-- Begin --
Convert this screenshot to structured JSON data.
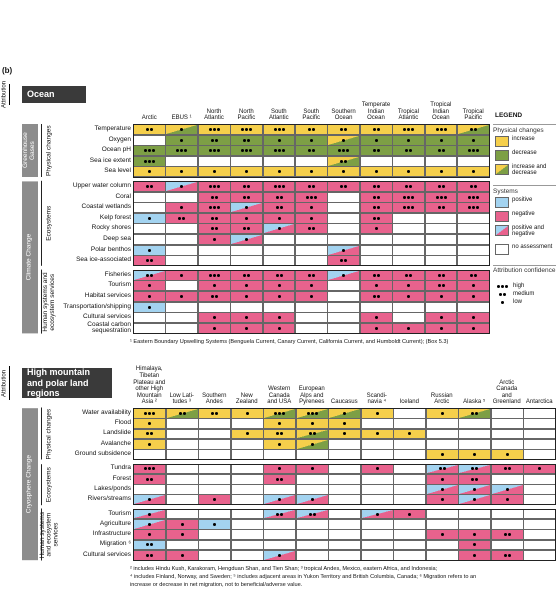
{
  "label": "(b)",
  "attribution": "Attribution",
  "legend": {
    "title": "LEGEND",
    "physical": {
      "title": "Physical changes",
      "items": [
        {
          "label": "increase",
          "code": "i"
        },
        {
          "label": "decrease",
          "code": "d"
        },
        {
          "label": "increase and decrease",
          "code": "x"
        }
      ]
    },
    "systems": {
      "title": "Systems",
      "items": [
        {
          "label": "positive",
          "code": "p"
        },
        {
          "label": "negative",
          "code": "n"
        },
        {
          "label": "positive and negative",
          "code": "m"
        },
        {
          "label": "no assessment",
          "code": ""
        }
      ]
    },
    "confidence": {
      "title": "Attribution confidence",
      "items": [
        {
          "label": "high",
          "dots": 3
        },
        {
          "label": "medium",
          "dots": 2
        },
        {
          "label": "low",
          "dots": 1
        }
      ]
    }
  },
  "ocean": {
    "title": "Ocean",
    "columns": [
      "Arctic",
      "EBUS ¹",
      "North Atlantic",
      "North Pacific",
      "South Atlantic",
      "South Pacific",
      "Southern Ocean",
      "Temperate Indian Ocean",
      "Tropical Atlantic",
      "Tropical Indian Ocean",
      "Tropical Pacific"
    ],
    "bands": [
      {
        "label": "Greenhouse Gases",
        "groups": [
          {
            "label": "Physical changes",
            "rows": [
              {
                "name": "Temperature",
                "cells": [
                  "i2",
                  "x1",
                  "i3",
                  "i3",
                  "i3",
                  "i2",
                  "i2",
                  "i2",
                  "i3",
                  "i3",
                  "x2"
                ]
              },
              {
                "name": "Oxygen",
                "cells": [
                  "",
                  "d1",
                  "d2",
                  "d2",
                  "d1",
                  "d1",
                  "x1",
                  "d1",
                  "d1",
                  "d1",
                  "d1"
                ]
              },
              {
                "name": "Ocean pH",
                "cells": [
                  "d3",
                  "d3",
                  "d3",
                  "d3",
                  "d3",
                  "d2",
                  "d3",
                  "d2",
                  "d2",
                  "d2",
                  "d3"
                ]
              },
              {
                "name": "Sea ice extent",
                "cells": [
                  "d3",
                  "",
                  "",
                  "",
                  "",
                  "",
                  "x2",
                  "",
                  "",
                  "",
                  ""
                ]
              },
              {
                "name": "Sea level",
                "cells": [
                  "i1",
                  "i1",
                  "i1",
                  "i1",
                  "i1",
                  "i1",
                  "i1",
                  "i1",
                  "i1",
                  "i1",
                  "i1"
                ]
              }
            ]
          }
        ]
      },
      {
        "label": "Climate Change",
        "groups": [
          {
            "label": "Ecosystems",
            "rows": [
              {
                "name": "Upper water column",
                "cells": [
                  "n2",
                  "m1",
                  "n3",
                  "n2",
                  "n3",
                  "n2",
                  "n2",
                  "n2",
                  "n2",
                  "n2",
                  "n2"
                ]
              },
              {
                "name": "Coral",
                "cells": [
                  "",
                  "",
                  "n2",
                  "n2",
                  "n2",
                  "n3",
                  "",
                  "n2",
                  "n3",
                  "n3",
                  "n3"
                ]
              },
              {
                "name": "Coastal wetlands",
                "cells": [
                  "",
                  "n1",
                  "n3",
                  "m1",
                  "n2",
                  "n1",
                  "",
                  "n2",
                  "n3",
                  "n2",
                  "n3"
                ]
              },
              {
                "name": "Kelp forest",
                "cells": [
                  "p1",
                  "n2",
                  "n2",
                  "n1",
                  "n1",
                  "n1",
                  "",
                  "n2",
                  "",
                  "",
                  ""
                ]
              },
              {
                "name": "Rocky shores",
                "cells": [
                  "",
                  "",
                  "n2",
                  "n2",
                  "m1",
                  "n2",
                  "",
                  "n1",
                  "",
                  "",
                  ""
                ]
              },
              {
                "name": "Deep sea",
                "cells": [
                  "",
                  "",
                  "n1",
                  "m1",
                  "",
                  "",
                  "",
                  "",
                  "",
                  "",
                  ""
                ]
              },
              {
                "name": "Polar benthos",
                "cells": [
                  "p1",
                  "",
                  "",
                  "",
                  "",
                  "",
                  "m1",
                  "",
                  "",
                  "",
                  ""
                ]
              },
              {
                "name": "Sea ice-associated",
                "cells": [
                  "n2",
                  "",
                  "",
                  "",
                  "",
                  "",
                  "n2",
                  "",
                  "",
                  "",
                  ""
                ]
              }
            ]
          },
          {
            "label": "Human systems and ecosystem services",
            "rows": [
              {
                "name": "Fisheries",
                "cells": [
                  "m2",
                  "n1",
                  "n3",
                  "n2",
                  "n2",
                  "n2",
                  "m1",
                  "n2",
                  "n2",
                  "n2",
                  "n2"
                ]
              },
              {
                "name": "Tourism",
                "cells": [
                  "n1",
                  "",
                  "n1",
                  "n1",
                  "n1",
                  "n1",
                  "",
                  "n1",
                  "n1",
                  "n2",
                  "n1"
                ]
              },
              {
                "name": "Habitat services",
                "cells": [
                  "n1",
                  "n1",
                  "n2",
                  "n1",
                  "n1",
                  "n1",
                  "",
                  "n2",
                  "n1",
                  "n1",
                  "n1"
                ]
              },
              {
                "name": "Transportation/shipping",
                "cells": [
                  "p1",
                  "",
                  "",
                  "",
                  "",
                  "",
                  "",
                  "",
                  "",
                  "",
                  ""
                ]
              },
              {
                "name": "Cultural services",
                "cells": [
                  "",
                  "",
                  "n1",
                  "n1",
                  "n1",
                  "",
                  "",
                  "n1",
                  "",
                  "n1",
                  "n1"
                ]
              },
              {
                "name": "Coastal carbon sequestration",
                "cells": [
                  "",
                  "",
                  "n1",
                  "n1",
                  "n1",
                  "",
                  "",
                  "n1",
                  "n1",
                  "n1",
                  "n1"
                ]
              }
            ]
          }
        ]
      }
    ],
    "footnotes": [
      "¹ Eastern Boundary Upwelling Systems (Benguela Current, Canary Current, California Current, and Humboldt Current); (Box 5.3)"
    ]
  },
  "land": {
    "title": "High mountain and polar land regions",
    "columns": [
      "Himalaya, Tibetan Plateau and other High Mountain Asia ²",
      "Low Lati- tudes ³",
      "Southern Andes",
      "New Zealand",
      "Western Canada and USA",
      "European Alps and Pyrenees",
      "Caucasus",
      "Scandi- navia ⁴",
      "Iceland",
      "Russian Arctic",
      "Alaska ⁵",
      "Arctic Canada and Greenland",
      "Antarctica"
    ],
    "bands": [
      {
        "label": "Cryosphere Change",
        "groups": [
          {
            "label": "Physical changes",
            "rows": [
              {
                "name": "Water availability",
                "cells": [
                  "i3",
                  "x2",
                  "i2",
                  "i1",
                  "x3",
                  "x3",
                  "x1",
                  "i1",
                  "",
                  "i1",
                  "x2",
                  "",
                  ""
                ]
              },
              {
                "name": "Flood",
                "cells": [
                  "i1",
                  "",
                  "",
                  "",
                  "i1",
                  "i1",
                  "i1",
                  "",
                  "",
                  "",
                  "",
                  "",
                  ""
                ]
              },
              {
                "name": "Landslide",
                "cells": [
                  "i2",
                  "",
                  "",
                  "i1",
                  "i2",
                  "x2",
                  "i1",
                  "i1",
                  "i1",
                  "",
                  "",
                  "",
                  ""
                ]
              },
              {
                "name": "Avalanche",
                "cells": [
                  "i1",
                  "",
                  "",
                  "",
                  "i1",
                  "x1",
                  "",
                  "",
                  "",
                  "",
                  "",
                  "",
                  ""
                ]
              },
              {
                "name": "Ground subsidence",
                "cells": [
                  "",
                  "",
                  "",
                  "",
                  "",
                  "",
                  "",
                  "",
                  "",
                  "i1",
                  "i1",
                  "i1",
                  ""
                ]
              }
            ]
          },
          {
            "label": "Ecosystems",
            "rows": [
              {
                "name": "Tundra",
                "cells": [
                  "n3",
                  "",
                  "",
                  "",
                  "n1",
                  "n1",
                  "",
                  "n1",
                  "",
                  "m2",
                  "m2",
                  "n2",
                  "n1"
                ]
              },
              {
                "name": "Forest",
                "cells": [
                  "n2",
                  "",
                  "",
                  "",
                  "n2",
                  "",
                  "",
                  "",
                  "",
                  "n1",
                  "n2",
                  "",
                  ""
                ]
              },
              {
                "name": "Lakes/ponds",
                "cells": [
                  "",
                  "",
                  "",
                  "",
                  "",
                  "",
                  "",
                  "",
                  "",
                  "m1",
                  "m1",
                  "m1",
                  ""
                ]
              },
              {
                "name": "Rivers/streams",
                "cells": [
                  "m1",
                  "",
                  "n1",
                  "",
                  "m1",
                  "m1",
                  "",
                  "",
                  "",
                  "n1",
                  "m1",
                  "n1",
                  ""
                ]
              }
            ]
          },
          {
            "label": "Human systems and ecosystem services",
            "rows": [
              {
                "name": "Tourism",
                "cells": [
                  "m1",
                  "",
                  "",
                  "",
                  "m2",
                  "m2",
                  "",
                  "m1",
                  "n1",
                  "",
                  "",
                  "",
                  ""
                ]
              },
              {
                "name": "Agriculture",
                "cells": [
                  "m1",
                  "n1",
                  "p1",
                  "",
                  "",
                  "",
                  "",
                  "",
                  "",
                  "",
                  "",
                  "",
                  ""
                ]
              },
              {
                "name": "Infrastructure",
                "cells": [
                  "n1",
                  "n1",
                  "",
                  "",
                  "",
                  "",
                  "",
                  "",
                  "",
                  "n1",
                  "n1",
                  "n2",
                  ""
                ]
              },
              {
                "name": "Migration ⁶",
                "cells": [
                  "p2",
                  "",
                  "",
                  "",
                  "",
                  "",
                  "",
                  "",
                  "",
                  "",
                  "n1",
                  "",
                  ""
                ]
              },
              {
                "name": "Cultural services",
                "cells": [
                  "n2",
                  "n1",
                  "",
                  "",
                  "m1",
                  "",
                  "",
                  "",
                  "",
                  "",
                  "n1",
                  "n2",
                  ""
                ]
              }
            ]
          }
        ]
      }
    ],
    "footnotes": [
      "² includes Hindu Kush, Karakoram, Hengduan Shan, and Tien Shan; ³ tropical Andes, Mexico, eastern Africa, and Indonesia;",
      "⁴ includes Finland, Norway, and Sweden; ⁵ includes adjacent areas in Yukon Territory and British Columbia, Canada; ⁶ Migration refers to an",
      "increase or decrease in net migration, not to beneficial/adverse value."
    ]
  }
}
-- End --
Written task - Leave out every line without the string "code" and copy the rest.

Exercise solution -
          "code": "i"
          "code": "d"
          "code": "x"
          "code": "p"
          "code": "n"
          "code": "m"
          "code": ""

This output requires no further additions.